## WHAT THE TASK REQUIRES
Return a copy of each line that holds the string "been".

## MATERIAL FOR THE TASK
===============

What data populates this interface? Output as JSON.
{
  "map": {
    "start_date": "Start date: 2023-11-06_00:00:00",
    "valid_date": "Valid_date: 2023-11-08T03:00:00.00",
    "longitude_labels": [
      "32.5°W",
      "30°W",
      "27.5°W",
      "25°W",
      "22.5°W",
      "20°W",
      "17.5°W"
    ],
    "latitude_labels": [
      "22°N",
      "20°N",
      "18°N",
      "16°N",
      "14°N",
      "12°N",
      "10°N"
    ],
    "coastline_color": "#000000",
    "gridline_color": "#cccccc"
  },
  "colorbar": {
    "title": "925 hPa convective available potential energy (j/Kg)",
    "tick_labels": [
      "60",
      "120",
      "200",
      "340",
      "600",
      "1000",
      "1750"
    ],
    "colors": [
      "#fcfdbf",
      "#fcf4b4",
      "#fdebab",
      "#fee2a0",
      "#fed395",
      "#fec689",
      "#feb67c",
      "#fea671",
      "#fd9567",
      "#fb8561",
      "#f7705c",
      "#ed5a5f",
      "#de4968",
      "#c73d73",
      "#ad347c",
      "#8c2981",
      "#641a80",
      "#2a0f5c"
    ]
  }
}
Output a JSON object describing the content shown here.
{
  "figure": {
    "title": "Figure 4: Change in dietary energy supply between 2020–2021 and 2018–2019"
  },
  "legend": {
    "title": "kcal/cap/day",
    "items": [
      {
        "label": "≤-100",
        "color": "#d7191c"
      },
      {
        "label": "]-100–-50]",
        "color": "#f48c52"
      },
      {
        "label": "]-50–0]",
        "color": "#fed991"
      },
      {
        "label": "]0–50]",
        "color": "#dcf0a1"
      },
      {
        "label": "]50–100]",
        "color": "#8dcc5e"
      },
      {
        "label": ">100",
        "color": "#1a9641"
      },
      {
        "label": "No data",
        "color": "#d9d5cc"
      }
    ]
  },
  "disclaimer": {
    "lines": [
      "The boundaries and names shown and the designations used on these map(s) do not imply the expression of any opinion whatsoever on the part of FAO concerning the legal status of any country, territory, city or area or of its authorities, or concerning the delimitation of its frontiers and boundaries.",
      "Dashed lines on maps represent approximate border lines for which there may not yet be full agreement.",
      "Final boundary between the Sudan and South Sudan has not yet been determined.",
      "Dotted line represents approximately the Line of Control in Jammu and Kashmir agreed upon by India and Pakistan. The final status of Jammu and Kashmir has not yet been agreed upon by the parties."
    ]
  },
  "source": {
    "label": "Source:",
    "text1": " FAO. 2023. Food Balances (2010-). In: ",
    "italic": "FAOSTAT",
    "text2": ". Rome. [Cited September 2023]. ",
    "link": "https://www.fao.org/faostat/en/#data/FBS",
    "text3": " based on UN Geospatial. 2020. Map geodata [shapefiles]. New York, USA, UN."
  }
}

===============

## RESULT BELOW
      "Final boundary between the Sudan and South Sudan has not yet been determined.",
      "Dotted line represents approximately the Line of Control in Jammu and Kashmir agreed upon by India and Pakistan. The final status of Jammu and Kashmir has not yet been agreed upon by the parties."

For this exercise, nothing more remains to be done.